(Collected data entries)

──────

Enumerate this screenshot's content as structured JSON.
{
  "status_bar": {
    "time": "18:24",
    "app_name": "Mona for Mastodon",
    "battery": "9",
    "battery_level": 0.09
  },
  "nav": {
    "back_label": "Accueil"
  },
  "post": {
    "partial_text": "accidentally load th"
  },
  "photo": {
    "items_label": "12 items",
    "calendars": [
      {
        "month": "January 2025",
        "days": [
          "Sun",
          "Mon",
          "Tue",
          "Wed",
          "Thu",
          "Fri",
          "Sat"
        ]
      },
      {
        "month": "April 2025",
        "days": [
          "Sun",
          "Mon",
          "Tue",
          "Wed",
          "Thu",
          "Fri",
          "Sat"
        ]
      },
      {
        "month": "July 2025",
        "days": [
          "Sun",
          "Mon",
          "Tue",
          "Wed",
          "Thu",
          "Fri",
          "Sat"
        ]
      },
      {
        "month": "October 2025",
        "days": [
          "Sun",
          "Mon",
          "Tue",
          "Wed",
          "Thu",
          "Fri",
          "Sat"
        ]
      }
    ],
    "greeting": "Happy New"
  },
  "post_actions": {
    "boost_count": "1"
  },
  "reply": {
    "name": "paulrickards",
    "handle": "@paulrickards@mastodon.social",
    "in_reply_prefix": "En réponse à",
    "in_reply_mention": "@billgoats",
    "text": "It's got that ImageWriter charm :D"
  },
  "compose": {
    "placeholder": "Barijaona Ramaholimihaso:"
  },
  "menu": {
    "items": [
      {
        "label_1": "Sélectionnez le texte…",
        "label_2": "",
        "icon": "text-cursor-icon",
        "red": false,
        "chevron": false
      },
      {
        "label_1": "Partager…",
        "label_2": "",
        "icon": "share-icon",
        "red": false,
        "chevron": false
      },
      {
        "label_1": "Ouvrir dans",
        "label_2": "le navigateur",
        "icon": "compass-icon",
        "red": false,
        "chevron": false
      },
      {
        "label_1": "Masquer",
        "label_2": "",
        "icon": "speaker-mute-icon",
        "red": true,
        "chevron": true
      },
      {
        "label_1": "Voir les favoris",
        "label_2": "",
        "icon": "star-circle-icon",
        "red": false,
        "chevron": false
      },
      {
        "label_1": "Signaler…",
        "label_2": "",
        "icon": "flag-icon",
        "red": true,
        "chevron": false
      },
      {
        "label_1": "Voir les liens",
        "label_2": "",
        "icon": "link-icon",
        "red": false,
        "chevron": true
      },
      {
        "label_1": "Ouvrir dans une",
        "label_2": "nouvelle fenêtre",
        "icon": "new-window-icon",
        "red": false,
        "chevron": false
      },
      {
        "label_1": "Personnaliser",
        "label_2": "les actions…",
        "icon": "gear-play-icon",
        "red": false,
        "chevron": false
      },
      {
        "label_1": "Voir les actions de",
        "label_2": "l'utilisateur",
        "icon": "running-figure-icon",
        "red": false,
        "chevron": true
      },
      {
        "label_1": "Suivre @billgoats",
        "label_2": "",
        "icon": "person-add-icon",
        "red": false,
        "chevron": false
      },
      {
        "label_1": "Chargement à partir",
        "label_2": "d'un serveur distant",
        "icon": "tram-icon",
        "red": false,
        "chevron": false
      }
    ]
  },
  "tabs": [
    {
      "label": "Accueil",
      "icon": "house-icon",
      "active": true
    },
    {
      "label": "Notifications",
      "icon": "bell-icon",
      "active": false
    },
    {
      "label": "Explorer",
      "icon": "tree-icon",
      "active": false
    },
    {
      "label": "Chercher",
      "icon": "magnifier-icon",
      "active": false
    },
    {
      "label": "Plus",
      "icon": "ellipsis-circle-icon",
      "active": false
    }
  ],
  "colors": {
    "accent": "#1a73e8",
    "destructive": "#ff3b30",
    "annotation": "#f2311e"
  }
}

──────

What to produce
Only the number should be given: how many lines of the data contain the word "Ouvrir"?

Exercise result
2